▶ _EXERCISE_
Your task is to print the material below exactly as presented.

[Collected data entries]
################

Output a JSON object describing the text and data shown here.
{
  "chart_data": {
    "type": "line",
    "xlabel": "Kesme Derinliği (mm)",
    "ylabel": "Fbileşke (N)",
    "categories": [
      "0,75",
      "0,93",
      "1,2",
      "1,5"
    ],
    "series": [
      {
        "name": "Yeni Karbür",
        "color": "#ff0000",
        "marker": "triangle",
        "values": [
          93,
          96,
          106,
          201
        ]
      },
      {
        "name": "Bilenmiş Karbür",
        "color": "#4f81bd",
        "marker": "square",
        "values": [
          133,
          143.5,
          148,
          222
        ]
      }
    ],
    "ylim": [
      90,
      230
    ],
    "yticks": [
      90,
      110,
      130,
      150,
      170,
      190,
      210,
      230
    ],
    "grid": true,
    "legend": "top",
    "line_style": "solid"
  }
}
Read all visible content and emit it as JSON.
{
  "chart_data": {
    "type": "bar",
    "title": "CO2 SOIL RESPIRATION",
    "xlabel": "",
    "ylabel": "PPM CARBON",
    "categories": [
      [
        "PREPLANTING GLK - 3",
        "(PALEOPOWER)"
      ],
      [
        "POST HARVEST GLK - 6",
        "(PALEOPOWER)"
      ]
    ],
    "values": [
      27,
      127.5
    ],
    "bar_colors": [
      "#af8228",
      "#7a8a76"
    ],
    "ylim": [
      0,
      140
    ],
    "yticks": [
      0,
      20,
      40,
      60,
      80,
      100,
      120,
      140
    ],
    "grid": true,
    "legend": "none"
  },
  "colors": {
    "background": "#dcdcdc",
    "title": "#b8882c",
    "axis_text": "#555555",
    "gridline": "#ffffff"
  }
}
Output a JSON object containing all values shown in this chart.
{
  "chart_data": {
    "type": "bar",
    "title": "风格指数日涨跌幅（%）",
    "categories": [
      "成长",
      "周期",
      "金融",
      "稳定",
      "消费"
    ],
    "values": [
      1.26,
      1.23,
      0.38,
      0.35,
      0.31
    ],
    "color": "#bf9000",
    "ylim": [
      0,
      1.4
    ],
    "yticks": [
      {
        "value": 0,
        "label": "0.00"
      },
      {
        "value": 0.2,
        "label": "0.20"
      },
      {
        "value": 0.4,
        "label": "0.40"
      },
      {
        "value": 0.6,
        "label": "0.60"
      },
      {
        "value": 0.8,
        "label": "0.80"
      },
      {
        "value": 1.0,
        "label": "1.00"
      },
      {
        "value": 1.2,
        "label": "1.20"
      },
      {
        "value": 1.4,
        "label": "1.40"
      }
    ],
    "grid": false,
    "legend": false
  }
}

################

▶ _WRITTEN RESPONSE_
Output a JSON object describing the text and data shown here.
{
  "chart_data": {
    "type": "line",
    "xlabel": "Kesme Derinliği (mm)",
    "ylabel": "Fbileşke (N)",
    "categories": [
      "0,75",
      "0,93",
      "1,2",
      "1,5"
    ],
    "series": [
      {
        "name": "Yeni Karbür",
        "color": "#ff0000",
        "marker": "triangle",
        "values": [
          93,
          96,
          106,
          201
        ]
      },
      {
        "name": "Bilenmiş Karbür",
        "color": "#4f81bd",
        "marker": "square",
        "values": [
          133,
          143.5,
          148,
          222
        ]
      }
    ],
    "ylim": [
      90,
      230
    ],
    "yticks": [
      90,
      110,
      130,
      150,
      170,
      190,
      210,
      230
    ],
    "grid": true,
    "legend": "top",
    "line_style": "solid"
  }
}
Read all visible content and emit it as JSON.
{
  "chart_data": {
    "type": "bar",
    "title": "CO2 SOIL RESPIRATION",
    "xlabel": "",
    "ylabel": "PPM CARBON",
    "categories": [
      [
        "PREPLANTING GLK - 3",
        "(PALEOPOWER)"
      ],
      [
        "POST HARVEST GLK - 6",
        "(PALEOPOWER)"
      ]
    ],
    "values": [
      27,
      127.5
    ],
    "bar_colors": [
      "#af8228",
      "#7a8a76"
    ],
    "ylim": [
      0,
      140
    ],
    "yticks": [
      0,
      20,
      40,
      60,
      80,
      100,
      120,
      140
    ],
    "grid": true,
    "legend": "none"
  },
  "colors": {
    "background": "#dcdcdc",
    "title": "#b8882c",
    "axis_text": "#555555",
    "gridline": "#ffffff"
  }
}
Output a JSON object containing all values shown in this chart.
{
  "chart_data": {
    "type": "bar",
    "title": "风格指数日涨跌幅（%）",
    "categories": [
      "成长",
      "周期",
      "金融",
      "稳定",
      "消费"
    ],
    "values": [
      1.26,
      1.23,
      0.38,
      0.35,
      0.31
    ],
    "color": "#bf9000",
    "ylim": [
      0,
      1.4
    ],
    "yticks": [
      {
        "value": 0,
        "label": "0.00"
      },
      {
        "value": 0.2,
        "label": "0.20"
      },
      {
        "value": 0.4,
        "label": "0.40"
      },
      {
        "value": 0.6,
        "label": "0.60"
      },
      {
        "value": 0.8,
        "label": "0.80"
      },
      {
        "value": 1.0,
        "label": "1.00"
      },
      {
        "value": 1.2,
        "label": "1.20"
      },
      {
        "value": 1.4,
        "label": "1.40"
      }
    ],
    "grid": false,
    "legend": false
  }
}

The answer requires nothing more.